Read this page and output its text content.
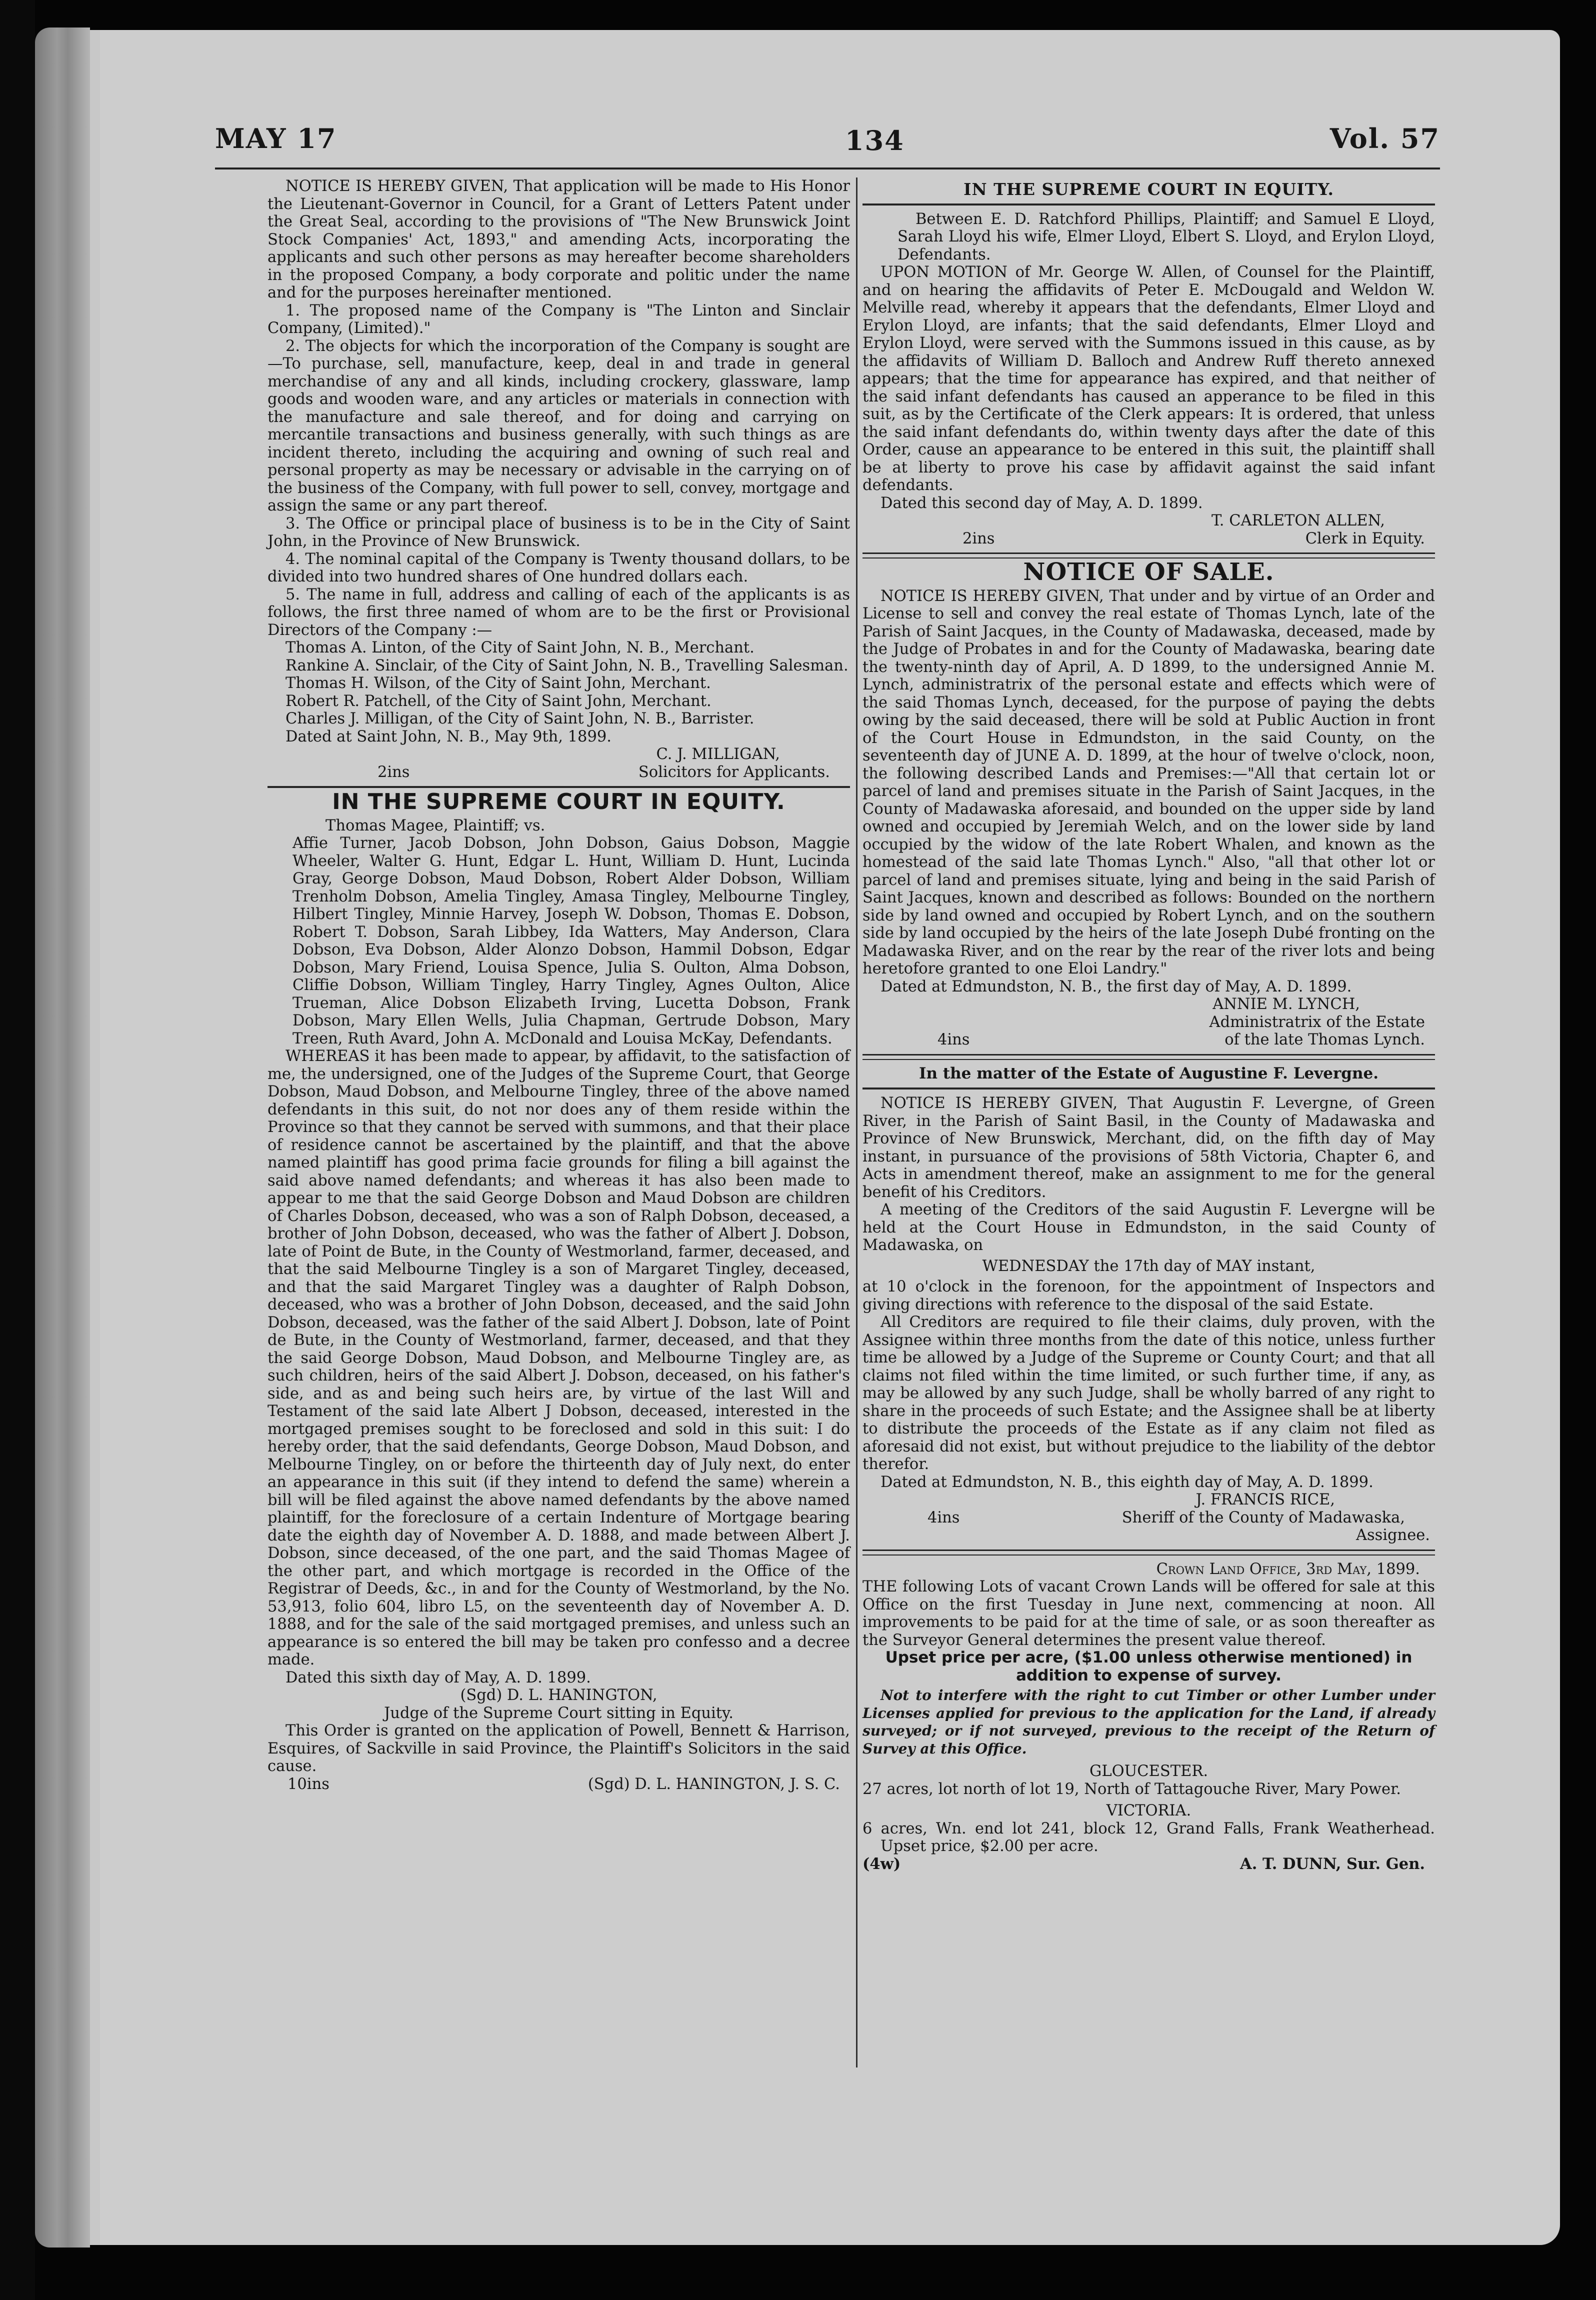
MAY 17	134	Vol. 57

NOTICE IS HEREBY GIVEN, That application will be made to His Honor the Lieutenant-Governor in Council, for a Grant of Letters Patent under the Great Seal, according to the provisions of "The New Brunswick Joint Stock Companies' Act, 1893," and amending Acts, incorporating the applicants and such other persons as may hereafter become shareholders in the proposed Company, a body corporate and politic under the name and for the purposes hereinafter mentioned.

1. The proposed name of the Company is "The Linton and Sinclair Company, (Limited)."

2. The objects for which the incorporation of the Company is sought are—To purchase, sell, manufacture, keep, deal in and trade in general merchandise of any and all kinds, including crockery, glassware, lamp goods and wooden ware, and any articles or materials in connection with the manufacture and sale thereof, and for doing and carrying on mercantile transactions and business generally, with such things as are incident thereto, including the acquiring and owning of such real and personal property as may be necessary or advisable in the carrying on of the business of the Company, with full power to sell, convey, mortgage and assign the same or any part thereof.

3. The Office or principal place of business is to be in the City of Saint John, in the Province of New Brunswick.

4. The nominal capital of the Company is Twenty thousand dollars, to be divided into two hundred shares of One hundred dollars each.

5. The name in full, address and calling of each of the applicants is as follows, the first three named of whom are to be the first or Provisional Directors of the Company :—

Thomas A. Linton, of the City of Saint John, N. B., Merchant.

Rankine A. Sinclair, of the City of Saint John, N. B., Travelling Salesman.

Thomas H. Wilson, of the City of Saint John, Merchant.

Robert R. Patchell, of the City of Saint John, Merchant.

Charles J. Milligan, of the City of Saint John, N. B., Barrister.

Dated at Saint John, N. B., May 9th, 1899.

C. J. MILLIGAN,

2ins	Solicitors for Applicants.
IN THE SUPREME COURT IN EQUITY.

Thomas Magee, Plaintiff; vs.

Affie Turner, Jacob Dobson, John Dobson, Gaius Dobson, Maggie Wheeler, Walter G. Hunt, Edgar L. Hunt, William D. Hunt, Lucinda Gray, George Dobson, Maud Dobson, Robert Alder Dobson, William Trenholm Dobson, Amelia Tingley, Amasa Tingley, Melbourne Tingley, Hilbert Tingley, Minnie Harvey, Joseph W. Dobson, Thomas E. Dobson, Robert T. Dobson, Sarah Libbey, Ida Watters, May Anderson, Clara Dobson, Eva Dobson, Alder Alonzo Dobson, Hammil Dobson, Edgar Dobson, Mary Friend, Louisa Spence, Julia S. Oulton, Alma Dobson, Cliffie Dobson, William Tingley, Harry Tingley, Agnes Oulton, Alice Trueman, Alice Dobson Elizabeth Irving, Lucetta Dobson, Frank Dobson, Mary Ellen Wells, Julia Chapman, Gertrude Dobson, Mary Treen, Ruth Avard, John A. McDonald and Louisa McKay, Defendants.

WHEREAS it has been made to appear, by affidavit, to the satisfaction of me, the undersigned, one of the Judges of the Supreme Court, that George Dobson, Maud Dobson, and Melbourne Tingley, three of the above named defendants in this suit, do not nor does any of them reside within the Province so that they cannot be served with summons, and that their place of residence cannot be ascertained by the plaintiff, and that the above named plaintiff has good prima facie grounds for filing a bill against the said above named defendants; and whereas it has also been made to appear to me that the said George Dobson and Maud Dobson are children of Charles Dobson, deceased, who was a son of Ralph Dobson, deceased, a brother of John Dobson, deceased, who was the father of Albert J. Dobson, late of Point de Bute, in the County of Westmorland, farmer, deceased, and that the said Melbourne Tingley is a son of Margaret Tingley, deceased, and that the said Margaret Tingley was a daughter of Ralph Dobson, deceased, who was a brother of John Dobson, deceased, and the said John Dobson, deceased, was the father of the said Albert J. Dobson, late of Point de Bute, in the County of Westmorland, farmer, deceased, and that they the said George Dobson, Maud Dobson, and Melbourne Tingley are, as such children, heirs of the said Albert J. Dobson, deceased, on his father's side, and as and being such heirs are, by virtue of the last Will and Testament of the said late Albert J Dobson, deceased, interested in the mortgaged premises sought to be foreclosed and sold in this suit: I do hereby order, that the said defendants, George Dobson, Maud Dobson, and Melbourne Tingley, on or before the thirteenth day of July next, do enter an appearance in this suit (if they intend to defend the same) wherein a bill will be filed against the above named defendants by the above named plaintiff, for the foreclosure of a certain Indenture of Mortgage bearing date the eighth day of November A. D. 1888, and made between Albert J. Dobson, since deceased, of the one part, and the said Thomas Magee of the other part, and which mortgage is recorded in the Office of the Registrar of Deeds, &c., in and for the County of Westmorland, by the No. 53,913, folio 604, libro L5, on the seventeenth day of November A. D. 1888, and for the sale of the said mortgaged premises, and unless such an appearance is so entered the bill may be taken pro confesso and a decree made.

Dated this sixth day of May, A. D. 1899.

(Sgd) D. L. HANINGTON,

Judge of the Supreme Court sitting in Equity.

This Order is granted on the application of Powell, Bennett & Harrison, Esquires, of Sackville in said Province, the Plaintiff's Solicitors in the said cause.

10ins	(Sgd) D. L. HANINGTON, J. S. C.
IN THE SUPREME COURT IN EQUITY.

Between E. D. Ratchford Phillips, Plaintiff; and Samuel E Lloyd, Sarah Lloyd his wife, Elmer Lloyd, Elbert S. Lloyd, and Erylon Lloyd, Defendants.

UPON MOTION of Mr. George W. Allen, of Counsel for the Plaintiff, and on hearing the affidavits of Peter E. McDougald and Weldon W. Melville read, whereby it appears that the defendants, Elmer Lloyd and Erylon Lloyd, are infants; that the said defendants, Elmer Lloyd and Erylon Lloyd, were served with the Summons issued in this cause, as by the affidavits of William D. Balloch and Andrew Ruff thereto annexed appears; that the time for appearance has expired, and that neither of the said infant defendants has caused an apperance to be filed in this suit, as by the Certificate of the Clerk appears: It is ordered, that unless the said infant defendants do, within twenty days after the date of this Order, cause an appearance to be entered in this suit, the plaintiff shall be at liberty to prove his case by affidavit against the said infant defendants.

Dated this second day of May, A. D. 1899.

T. CARLETON ALLEN,

2ins	Clerk in Equity.
NOTICE OF SALE.

NOTICE IS HEREBY GIVEN, That under and by virtue of an Order and License to sell and convey the real estate of Thomas Lynch, late of the Parish of Saint Jacques, in the County of Madawaska, deceased, made by the Judge of Probates in and for the County of Madawaska, bearing date the twenty-ninth day of April, A. D 1899, to the undersigned Annie M. Lynch, administratrix of the personal estate and effects which were of the said Thomas Lynch, deceased, for the purpose of paying the debts owing by the said deceased, there will be sold at Public Auction in front of the Court House in Edmundston, in the said County, on the seventeenth day of JUNE A. D. 1899, at the hour of twelve o'clock, noon, the following described Lands and Premises:—"All that certain lot or parcel of land and premises situate in the Parish of Saint Jacques, in the County of Madawaska aforesaid, and bounded on the upper side by land owned and occupied by Jeremiah Welch, and on the lower side by land occupied by the widow of the late Robert Whalen, and known as the homestead of the said late Thomas Lynch." Also, "all that other lot or parcel of land and premises situate, lying and being in the said Parish of Saint Jacques, known and described as follows: Bounded on the northern side by land owned and occupied by Robert Lynch, and on the southern side by land occupied by the heirs of the late Joseph Dubé fronting on the Madawaska River, and on the rear by the rear of the river lots and being heretofore granted to one Eloi Landry."

Dated at Edmundston, N. B., the first day of May, A. D. 1899.

ANNIE M. LYNCH,

Administratrix of the Estate

4ins	of the late Thomas Lynch.

In the matter of the Estate of Augustine F. Levergne.

NOTICE IS HEREBY GIVEN, That Augustin F. Levergne, of Green River, in the Parish of Saint Basil, in the County of Madawaska and Province of New Brunswick, Merchant, did, on the fifth day of May instant, in pursuance of the provisions of 58th Victoria, Chapter 6, and Acts in amendment thereof, make an assignment to me for the general benefit of his Creditors.

A meeting of the Creditors of the said Augustin F. Levergne will be held at the Court House in Edmundston, in the said County of Madawaska, on

WEDNESDAY the 17th day of MAY instant,

at 10 o'clock in the forenoon, for the appointment of Inspectors and giving directions with reference to the disposal of the said Estate.

All Creditors are required to file their claims, duly proven, with the Assignee within three months from the date of this notice, unless further time be allowed by a Judge of the Supreme or County Court; and that all claims not filed within the time limited, or such further time, if any, as may be allowed by any such Judge, shall be wholly barred of any right to share in the proceeds of such Estate; and the Assignee shall be at liberty to distribute the proceeds of the Estate as if any claim not filed as aforesaid did not exist, but without prejudice to the liability of the debtor therefor.

Dated at Edmundston, N. B., this eighth day of May, A. D. 1899.

J. FRANCIS RICE,

4ins	Sheriff of the County of Madawaska,

Assignee.

Crown Land Office, 3rd May, 1899.

THE following Lots of vacant Crown Lands will be offered for sale at this Office on the first Tuesday in June next, commencing at noon. All improvements to be paid for at the time of sale, or as soon thereafter as the Surveyor General determines the present value thereof.

Upset price per acre, ($1.00 unless otherwise mentioned) in addition to expense of survey.

Not to interfere with the right to cut Timber or other Lumber under Licenses applied for previous to the application for the Land, if already surveyed; or if not surveyed, previous to the receipt of the Return of Survey at this Office.

GLOUCESTER.

27 acres, lot north of lot 19, North of Tattagouche River, Mary Power.

VICTORIA.

6 acres, Wn. end lot 241, block 12, Grand Falls, Frank Weatherhead. Upset price, $2.00 per acre.

(4w)	A. T. DUNN, Sur. Gen.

********************

| Task to complete |
List each line of the records that holds the string "HANINGTON".

| Final answer |
(Sgd) D. L. HANINGTON,
10ins	(Sgd) D. L. HANINGTON, J. S. C.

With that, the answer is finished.